=== The task ===
Everything in the data should be repeated exactly, save for the images.

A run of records
○ ○ ○ ○ ○ ○ ○

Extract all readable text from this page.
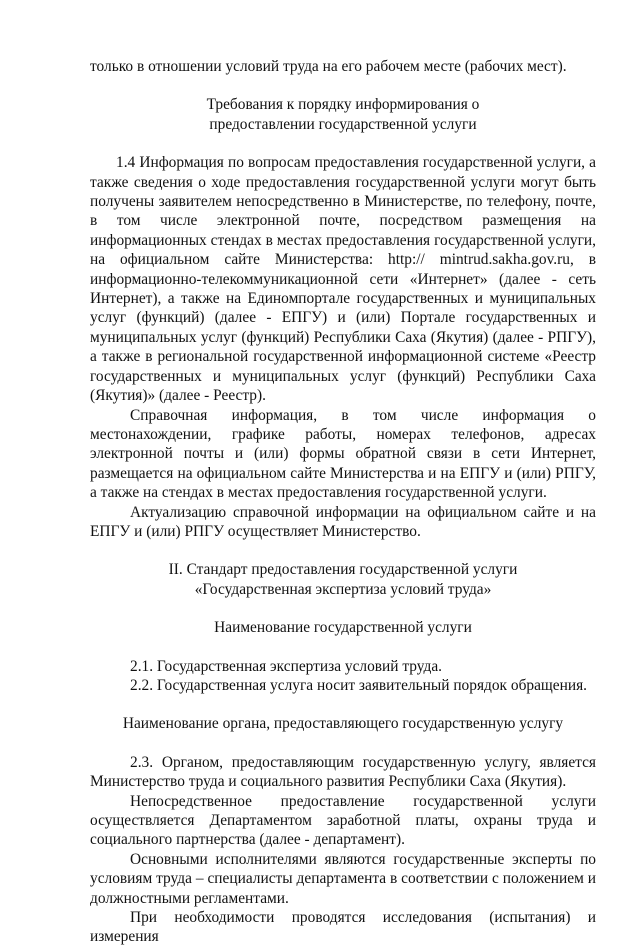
только в отношении условий труда на его рабочем месте (рабочих мест).

Требования к порядку информирования о предоставлении государственной услуги

1.4 Информация по вопросам предоставления государственной услуги, а также сведения о ходе предоставления государственной услуги могут быть получены заявителем непосредственно в Министерстве, по телефону, почте, в том числе электронной почте, посредством размещения на информационных стендах в местах предоставления государственной услуги, на официальном сайте Министерства: http:// mintrud.sakha.gov.ru, в информационно-телекоммуникационной сети «Интернет» (далее - сеть Интернет), а также на Единомпортале государственных и муниципальных услуг (функций) (далее - ЕПГУ) и (или) Портале государственных и муниципальных услуг (функций) Республики Саха (Якутия) (далее - РПГУ), а также в региональной государственной информационной системе «Реестр государственных и муниципальных услуг (функций) Республики Саха (Якутия)» (далее - Реестр).

Справочная информация, в том числе информация о местонахождении, графике работы, номерах телефонов, адресах электронной почты и (или) формы обратной связи в сети Интернет, размещается на официальном сайте Министерства и на ЕПГУ и (или) РПГУ, а также на стендах в местах предоставления государственной услуги.

Актуализацию справочной информации на официальном сайте и на ЕПГУ и (или) РПГУ осуществляет Министерство.

II. Стандарт предоставления государственной услуги

«Государственная экспертиза условий труда»

Наименование государственной услуги

2.1. Государственная экспертиза условий труда.

2.2. Государственная услуга носит заявительный порядок обращения.

Наименование органа, предоставляющего государственную услугу

2.3. Органом, предоставляющим государственную услугу, является Министерство труда и социального развития Республики Саха (Якутия).

Непосредственное предоставление государственной услуги осуществляется Департаментом заработной платы, охраны труда и социального партнерства (далее - департамент).

Основными исполнителями являются государственные эксперты по условиям труда – специалисты департамента в соответствии с положением и должностными регламентами.

При необходимости проводятся исследования (испытания) и измерения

○ ○ ○ ○ ○ ○ ○

=== Solution ===
Extract all readable text from this page.
только в отношении условий труда на его рабочем месте (рабочих мест).

Требования к порядку информирования о предоставлении государственной услуги

1.4 Информация по вопросам предоставления государственной услуги, а также сведения о ходе предоставления государственной услуги могут быть получены заявителем непосредственно в Министерстве, по телефону, почте, в том числе электронной почте, посредством размещения на информационных стендах в местах предоставления государственной услуги, на официальном сайте Министерства: http:// mintrud.sakha.gov.ru, в информационно-телекоммуникационной сети «Интернет» (далее - сеть Интернет), а также на Единомпортале государственных и муниципальных услуг (функций) (далее - ЕПГУ) и (или) Портале государственных и муниципальных услуг (функций) Республики Саха (Якутия) (далее - РПГУ), а также в региональной государственной информационной системе «Реестр государственных и муниципальных услуг (функций) Республики Саха (Якутия)» (далее - Реестр).

Справочная информация, в том числе информация о местонахождении, графике работы, номерах телефонов, адресах электронной почты и (или) формы обратной связи в сети Интернет, размещается на официальном сайте Министерства и на ЕПГУ и (или) РПГУ, а также на стендах в местах предоставления государственной услуги.

Актуализацию справочной информации на официальном сайте и на ЕПГУ и (или) РПГУ осуществляет Министерство.

II. Стандарт предоставления государственной услуги

«Государственная экспертиза условий труда»

Наименование государственной услуги

2.1. Государственная экспертиза условий труда.

2.2. Государственная услуга носит заявительный порядок обращения.

Наименование органа, предоставляющего государственную услугу

2.3. Органом, предоставляющим государственную услугу, является Министерство труда и социального развития Республики Саха (Якутия).

Непосредственное предоставление государственной услуги осуществляется Департаментом заработной платы, охраны труда и социального партнерства (далее - департамент).

Основными исполнителями являются государственные эксперты по условиям труда – специалисты департамента в соответствии с положением и должностными регламентами.

При необходимости проводятся исследования (испытания) и измерения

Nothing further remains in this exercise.